• [AIM]: Extract the data exactly, missing nothing.

• [INFORMATION SHOWN]:
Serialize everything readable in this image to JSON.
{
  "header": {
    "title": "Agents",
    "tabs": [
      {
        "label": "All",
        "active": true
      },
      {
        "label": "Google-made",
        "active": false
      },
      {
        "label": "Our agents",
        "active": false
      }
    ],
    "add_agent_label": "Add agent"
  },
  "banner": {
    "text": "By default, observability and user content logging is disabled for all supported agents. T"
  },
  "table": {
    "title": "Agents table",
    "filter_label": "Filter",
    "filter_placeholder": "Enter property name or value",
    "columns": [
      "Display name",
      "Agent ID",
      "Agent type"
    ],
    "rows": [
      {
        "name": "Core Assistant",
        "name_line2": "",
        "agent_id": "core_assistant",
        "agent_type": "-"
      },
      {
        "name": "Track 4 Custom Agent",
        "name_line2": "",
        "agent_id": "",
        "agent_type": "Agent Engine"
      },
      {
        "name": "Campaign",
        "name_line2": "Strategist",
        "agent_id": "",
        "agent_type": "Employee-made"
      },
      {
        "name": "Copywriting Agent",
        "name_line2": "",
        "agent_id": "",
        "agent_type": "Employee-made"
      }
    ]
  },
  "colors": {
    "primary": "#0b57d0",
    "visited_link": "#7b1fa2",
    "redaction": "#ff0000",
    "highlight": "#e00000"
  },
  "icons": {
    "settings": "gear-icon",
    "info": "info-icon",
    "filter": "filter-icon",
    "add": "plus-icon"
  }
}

• [OUTPUT BELOW]:
Serialize everything readable in this image to JSON.
{
  "header": {
    "title": "Agents",
    "tabs": [
      {
        "label": "All",
        "active": true
      },
      {
        "label": "Google-made",
        "active": false
      },
      {
        "label": "Our agents",
        "active": false
      }
    ],
    "add_agent_label": "Add agent"
  },
  "banner": {
    "text": "By default, observability and user content logging is disabled for all supported agents. T"
  },
  "table": {
    "title": "Agents table",
    "filter_label": "Filter",
    "filter_placeholder": "Enter property name or value",
    "columns": [
      "Display name",
      "Agent ID",
      "Agent type"
    ],
    "rows": [
      {
        "name": "Core Assistant",
        "name_line2": "",
        "agent_id": "core_assistant",
        "agent_type": "-"
      },
      {
        "name": "Track 4 Custom Agent",
        "name_line2": "",
        "agent_id": "",
        "agent_type": "Agent Engine"
      },
      {
        "name": "Campaign",
        "name_line2": "Strategist",
        "agent_id": "",
        "agent_type": "Employee-made"
      },
      {
        "name": "Copywriting Agent",
        "name_line2": "",
        "agent_id": "",
        "agent_type": "Employee-made"
      }
    ]
  },
  "colors": {
    "primary": "#0b57d0",
    "visited_link": "#7b1fa2",
    "redaction": "#ff0000",
    "highlight": "#e00000"
  },
  "icons": {
    "settings": "gear-icon",
    "info": "info-icon",
    "filter": "filter-icon",
    "add": "plus-icon"
  }
}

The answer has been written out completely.